─── Exercise input ───

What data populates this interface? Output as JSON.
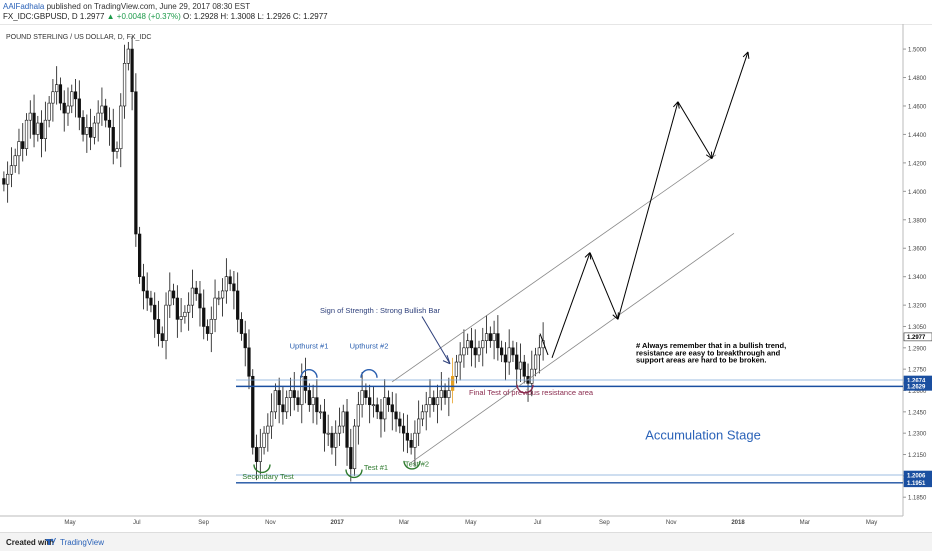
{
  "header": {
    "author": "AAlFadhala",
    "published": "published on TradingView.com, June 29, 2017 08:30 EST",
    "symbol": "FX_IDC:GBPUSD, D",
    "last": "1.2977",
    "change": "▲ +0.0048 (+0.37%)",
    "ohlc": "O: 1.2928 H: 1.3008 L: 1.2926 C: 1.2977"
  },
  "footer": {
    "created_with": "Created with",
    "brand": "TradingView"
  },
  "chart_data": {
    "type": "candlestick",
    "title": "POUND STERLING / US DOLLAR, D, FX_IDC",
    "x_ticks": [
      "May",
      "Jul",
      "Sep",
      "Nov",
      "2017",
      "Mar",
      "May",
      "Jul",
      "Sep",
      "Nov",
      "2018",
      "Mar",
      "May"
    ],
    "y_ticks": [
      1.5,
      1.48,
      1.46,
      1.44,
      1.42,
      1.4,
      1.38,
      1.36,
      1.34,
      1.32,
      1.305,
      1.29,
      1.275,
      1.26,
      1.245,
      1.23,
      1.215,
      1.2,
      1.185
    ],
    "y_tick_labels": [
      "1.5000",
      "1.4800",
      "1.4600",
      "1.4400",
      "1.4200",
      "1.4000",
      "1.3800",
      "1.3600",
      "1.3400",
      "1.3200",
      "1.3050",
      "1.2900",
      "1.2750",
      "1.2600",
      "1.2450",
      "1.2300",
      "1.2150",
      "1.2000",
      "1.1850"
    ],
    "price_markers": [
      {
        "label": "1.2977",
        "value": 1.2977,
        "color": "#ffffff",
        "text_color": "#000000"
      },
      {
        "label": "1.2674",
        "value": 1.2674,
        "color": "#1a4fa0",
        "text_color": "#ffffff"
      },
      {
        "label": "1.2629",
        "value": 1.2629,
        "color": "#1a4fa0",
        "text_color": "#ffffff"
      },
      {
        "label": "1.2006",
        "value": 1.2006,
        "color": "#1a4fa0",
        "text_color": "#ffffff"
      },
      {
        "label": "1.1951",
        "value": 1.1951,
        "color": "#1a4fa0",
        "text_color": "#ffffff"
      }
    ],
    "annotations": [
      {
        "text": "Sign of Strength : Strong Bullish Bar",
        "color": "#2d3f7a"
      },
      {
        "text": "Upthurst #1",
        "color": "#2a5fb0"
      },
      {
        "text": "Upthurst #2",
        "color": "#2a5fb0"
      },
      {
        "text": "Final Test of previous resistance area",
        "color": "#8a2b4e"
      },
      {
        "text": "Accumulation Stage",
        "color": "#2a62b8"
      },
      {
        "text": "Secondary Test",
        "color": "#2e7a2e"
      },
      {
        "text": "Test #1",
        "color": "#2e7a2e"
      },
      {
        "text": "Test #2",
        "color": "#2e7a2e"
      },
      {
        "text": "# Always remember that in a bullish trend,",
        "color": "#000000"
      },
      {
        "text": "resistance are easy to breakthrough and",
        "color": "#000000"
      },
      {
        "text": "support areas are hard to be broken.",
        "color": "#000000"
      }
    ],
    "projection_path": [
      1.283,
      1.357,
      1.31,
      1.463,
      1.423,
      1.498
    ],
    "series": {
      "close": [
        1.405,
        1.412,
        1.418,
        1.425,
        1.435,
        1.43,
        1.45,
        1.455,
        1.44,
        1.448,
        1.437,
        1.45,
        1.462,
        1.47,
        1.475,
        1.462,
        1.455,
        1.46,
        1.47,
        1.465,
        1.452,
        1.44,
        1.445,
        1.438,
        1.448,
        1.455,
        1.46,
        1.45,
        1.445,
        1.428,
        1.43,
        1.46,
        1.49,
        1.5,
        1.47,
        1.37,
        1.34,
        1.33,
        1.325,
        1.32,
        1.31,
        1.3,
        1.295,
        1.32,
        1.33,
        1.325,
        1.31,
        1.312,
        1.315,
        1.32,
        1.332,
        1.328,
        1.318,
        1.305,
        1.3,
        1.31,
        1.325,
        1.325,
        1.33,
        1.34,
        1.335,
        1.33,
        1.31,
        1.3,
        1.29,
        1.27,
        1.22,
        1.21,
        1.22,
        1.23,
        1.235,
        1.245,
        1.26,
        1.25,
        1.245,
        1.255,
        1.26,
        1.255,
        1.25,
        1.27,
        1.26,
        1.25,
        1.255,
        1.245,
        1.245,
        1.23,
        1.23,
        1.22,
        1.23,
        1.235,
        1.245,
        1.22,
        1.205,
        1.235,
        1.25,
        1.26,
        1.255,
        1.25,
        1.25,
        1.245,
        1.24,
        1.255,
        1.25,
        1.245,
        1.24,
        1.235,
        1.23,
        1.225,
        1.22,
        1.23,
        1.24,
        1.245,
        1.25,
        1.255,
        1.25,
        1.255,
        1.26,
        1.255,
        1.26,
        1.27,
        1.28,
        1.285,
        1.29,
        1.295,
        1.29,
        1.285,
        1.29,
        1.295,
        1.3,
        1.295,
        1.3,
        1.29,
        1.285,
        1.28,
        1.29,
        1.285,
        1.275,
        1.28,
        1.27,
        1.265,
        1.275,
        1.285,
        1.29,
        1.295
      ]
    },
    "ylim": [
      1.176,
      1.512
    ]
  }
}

───
─── Exercise input ───

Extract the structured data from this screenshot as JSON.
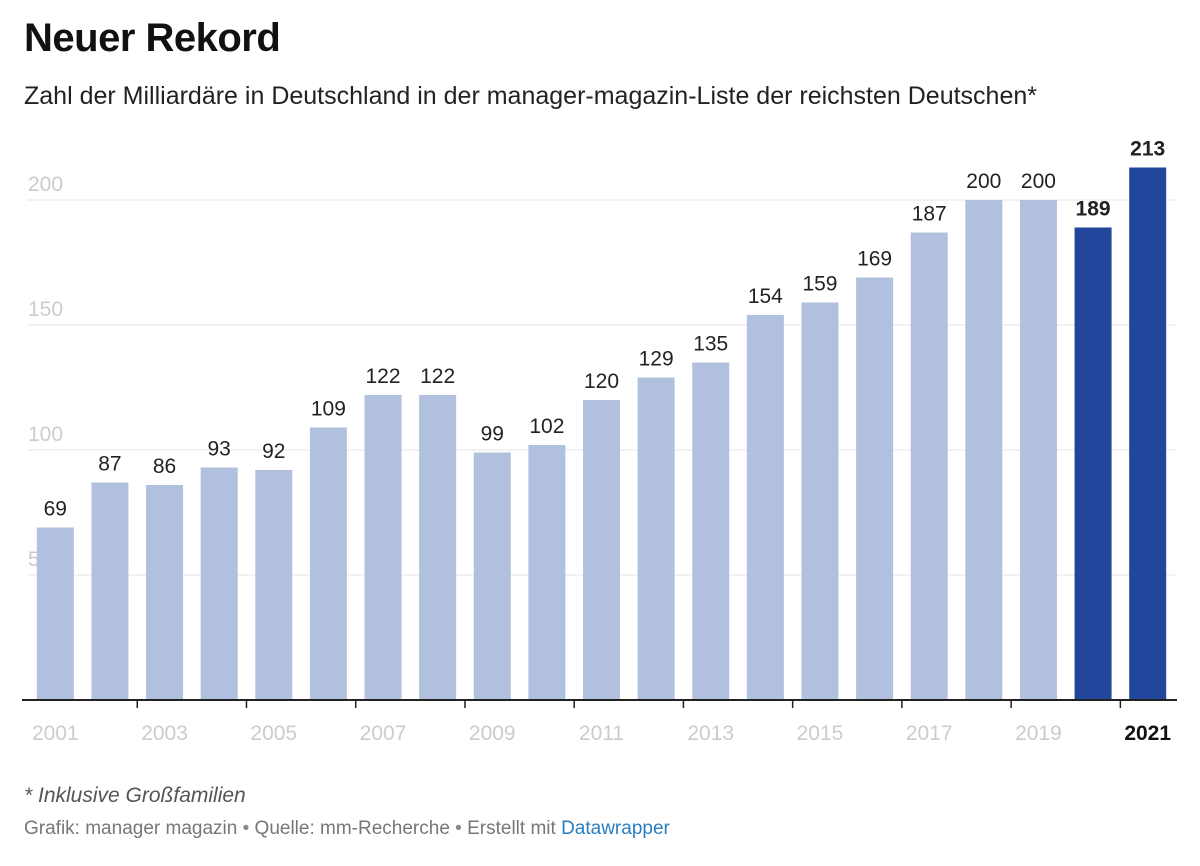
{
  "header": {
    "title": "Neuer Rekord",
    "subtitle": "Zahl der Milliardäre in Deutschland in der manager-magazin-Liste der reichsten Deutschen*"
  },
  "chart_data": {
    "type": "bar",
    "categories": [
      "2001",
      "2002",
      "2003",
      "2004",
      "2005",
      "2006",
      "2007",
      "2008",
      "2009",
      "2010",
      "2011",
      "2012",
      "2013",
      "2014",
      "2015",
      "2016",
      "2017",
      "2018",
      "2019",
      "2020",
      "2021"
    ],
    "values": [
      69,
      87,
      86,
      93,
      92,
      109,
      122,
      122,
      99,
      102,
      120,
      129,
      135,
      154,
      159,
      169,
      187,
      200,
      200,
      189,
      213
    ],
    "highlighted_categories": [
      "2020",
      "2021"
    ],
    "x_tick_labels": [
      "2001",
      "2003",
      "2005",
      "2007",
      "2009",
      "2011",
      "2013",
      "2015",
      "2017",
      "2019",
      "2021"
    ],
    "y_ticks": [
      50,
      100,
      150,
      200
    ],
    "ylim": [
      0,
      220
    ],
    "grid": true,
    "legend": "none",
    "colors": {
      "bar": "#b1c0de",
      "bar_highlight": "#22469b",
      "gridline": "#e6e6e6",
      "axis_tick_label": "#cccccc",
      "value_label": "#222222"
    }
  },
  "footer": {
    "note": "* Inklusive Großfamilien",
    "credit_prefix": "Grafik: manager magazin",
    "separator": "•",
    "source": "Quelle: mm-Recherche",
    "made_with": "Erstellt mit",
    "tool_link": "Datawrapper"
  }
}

───
─── Exercise input ───

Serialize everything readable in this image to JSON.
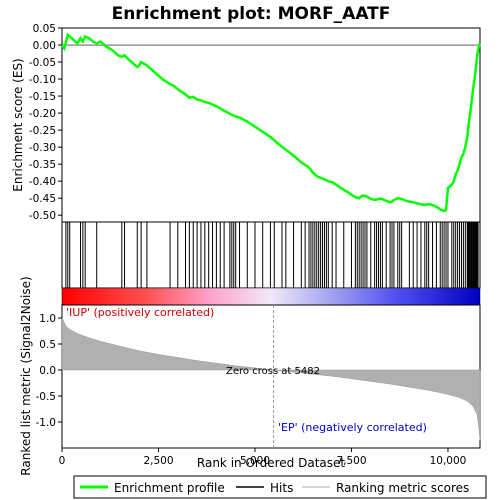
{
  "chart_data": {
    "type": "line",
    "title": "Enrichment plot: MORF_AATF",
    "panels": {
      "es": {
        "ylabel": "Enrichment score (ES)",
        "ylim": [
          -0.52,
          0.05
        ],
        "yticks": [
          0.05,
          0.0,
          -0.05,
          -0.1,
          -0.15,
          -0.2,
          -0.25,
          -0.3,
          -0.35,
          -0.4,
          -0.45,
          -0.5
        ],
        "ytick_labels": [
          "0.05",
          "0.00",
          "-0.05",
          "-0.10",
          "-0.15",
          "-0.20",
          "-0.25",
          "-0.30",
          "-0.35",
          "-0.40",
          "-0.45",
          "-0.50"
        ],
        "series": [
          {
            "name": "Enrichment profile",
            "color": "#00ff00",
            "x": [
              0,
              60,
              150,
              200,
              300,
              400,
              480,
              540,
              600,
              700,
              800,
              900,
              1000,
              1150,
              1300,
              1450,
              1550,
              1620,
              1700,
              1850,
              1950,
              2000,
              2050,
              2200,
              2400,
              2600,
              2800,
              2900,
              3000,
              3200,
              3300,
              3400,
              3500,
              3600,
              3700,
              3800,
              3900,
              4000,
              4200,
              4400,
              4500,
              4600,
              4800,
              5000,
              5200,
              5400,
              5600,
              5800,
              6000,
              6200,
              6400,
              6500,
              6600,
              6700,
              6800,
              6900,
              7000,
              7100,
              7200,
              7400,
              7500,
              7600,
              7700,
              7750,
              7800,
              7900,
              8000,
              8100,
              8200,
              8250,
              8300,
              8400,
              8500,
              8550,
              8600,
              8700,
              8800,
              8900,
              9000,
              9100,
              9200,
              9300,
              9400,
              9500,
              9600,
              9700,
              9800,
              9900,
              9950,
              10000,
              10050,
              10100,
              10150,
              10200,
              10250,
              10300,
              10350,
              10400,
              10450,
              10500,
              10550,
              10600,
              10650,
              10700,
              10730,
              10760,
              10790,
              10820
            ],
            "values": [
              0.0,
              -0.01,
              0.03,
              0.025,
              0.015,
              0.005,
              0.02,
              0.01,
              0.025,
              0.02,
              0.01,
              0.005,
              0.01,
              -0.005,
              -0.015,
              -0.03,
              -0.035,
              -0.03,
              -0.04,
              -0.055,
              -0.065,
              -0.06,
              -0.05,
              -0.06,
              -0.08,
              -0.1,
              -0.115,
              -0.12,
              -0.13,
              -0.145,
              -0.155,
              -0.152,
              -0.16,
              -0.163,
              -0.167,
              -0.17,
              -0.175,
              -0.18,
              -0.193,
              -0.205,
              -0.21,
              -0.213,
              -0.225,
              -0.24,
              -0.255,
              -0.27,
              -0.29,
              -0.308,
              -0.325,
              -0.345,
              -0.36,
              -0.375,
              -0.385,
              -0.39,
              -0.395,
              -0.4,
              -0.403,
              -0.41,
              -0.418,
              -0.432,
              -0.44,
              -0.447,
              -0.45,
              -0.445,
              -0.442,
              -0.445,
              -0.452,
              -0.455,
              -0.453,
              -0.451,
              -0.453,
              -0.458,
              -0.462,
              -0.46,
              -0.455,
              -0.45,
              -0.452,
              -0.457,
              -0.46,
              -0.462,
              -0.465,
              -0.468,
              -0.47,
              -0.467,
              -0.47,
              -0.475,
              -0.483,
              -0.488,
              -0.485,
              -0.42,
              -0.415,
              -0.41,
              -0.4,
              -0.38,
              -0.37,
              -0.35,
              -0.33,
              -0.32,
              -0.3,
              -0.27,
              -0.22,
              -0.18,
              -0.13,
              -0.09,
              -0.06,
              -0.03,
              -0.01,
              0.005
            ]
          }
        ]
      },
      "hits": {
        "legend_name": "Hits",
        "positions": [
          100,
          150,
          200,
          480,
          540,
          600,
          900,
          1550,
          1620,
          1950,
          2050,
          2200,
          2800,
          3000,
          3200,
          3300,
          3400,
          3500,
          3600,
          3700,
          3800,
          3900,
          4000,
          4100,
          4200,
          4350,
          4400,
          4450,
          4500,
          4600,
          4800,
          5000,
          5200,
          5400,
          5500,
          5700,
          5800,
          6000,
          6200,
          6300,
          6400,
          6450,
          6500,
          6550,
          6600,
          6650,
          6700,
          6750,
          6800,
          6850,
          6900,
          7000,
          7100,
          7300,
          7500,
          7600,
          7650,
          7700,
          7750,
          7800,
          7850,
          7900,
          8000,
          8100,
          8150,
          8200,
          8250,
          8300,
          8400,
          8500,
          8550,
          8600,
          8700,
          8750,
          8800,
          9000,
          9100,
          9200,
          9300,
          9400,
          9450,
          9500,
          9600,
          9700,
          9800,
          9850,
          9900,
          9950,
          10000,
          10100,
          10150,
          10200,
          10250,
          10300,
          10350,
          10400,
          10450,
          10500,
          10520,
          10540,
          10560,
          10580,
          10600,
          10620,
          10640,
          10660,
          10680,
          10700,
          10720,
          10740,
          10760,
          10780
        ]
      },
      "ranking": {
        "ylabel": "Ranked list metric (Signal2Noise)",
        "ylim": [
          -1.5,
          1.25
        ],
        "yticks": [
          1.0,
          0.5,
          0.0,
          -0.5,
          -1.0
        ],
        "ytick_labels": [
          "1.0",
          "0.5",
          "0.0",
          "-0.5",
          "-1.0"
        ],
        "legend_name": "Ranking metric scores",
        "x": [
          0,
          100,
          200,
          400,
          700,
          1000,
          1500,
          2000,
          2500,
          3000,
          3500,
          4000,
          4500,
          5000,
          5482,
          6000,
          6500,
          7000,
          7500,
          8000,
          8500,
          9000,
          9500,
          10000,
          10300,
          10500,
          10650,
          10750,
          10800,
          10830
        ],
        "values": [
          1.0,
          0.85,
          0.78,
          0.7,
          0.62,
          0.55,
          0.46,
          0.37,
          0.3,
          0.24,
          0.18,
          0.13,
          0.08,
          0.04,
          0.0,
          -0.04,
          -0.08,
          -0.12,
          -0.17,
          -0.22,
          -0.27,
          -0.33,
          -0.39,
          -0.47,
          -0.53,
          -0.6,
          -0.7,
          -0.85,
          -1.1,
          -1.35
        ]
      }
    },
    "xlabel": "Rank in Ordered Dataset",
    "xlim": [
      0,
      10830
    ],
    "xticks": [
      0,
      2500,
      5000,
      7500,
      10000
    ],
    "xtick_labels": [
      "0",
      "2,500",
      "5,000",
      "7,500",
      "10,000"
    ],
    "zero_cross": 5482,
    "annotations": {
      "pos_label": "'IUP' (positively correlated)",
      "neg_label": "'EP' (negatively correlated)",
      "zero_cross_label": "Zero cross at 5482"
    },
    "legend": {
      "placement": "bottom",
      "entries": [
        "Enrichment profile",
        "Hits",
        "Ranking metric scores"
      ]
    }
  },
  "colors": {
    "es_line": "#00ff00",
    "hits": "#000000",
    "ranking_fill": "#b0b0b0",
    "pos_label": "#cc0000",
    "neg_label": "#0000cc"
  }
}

───

#### [Task goal]
List every line in the records above that contains the word "Enrichment".

#### [Exercise solution]
    "title": "Enrichment plot: MORF_AATF",
        "ylabel": "Enrichment score (ES)",
            "name": "Enrichment profile",
        "Enrichment profile",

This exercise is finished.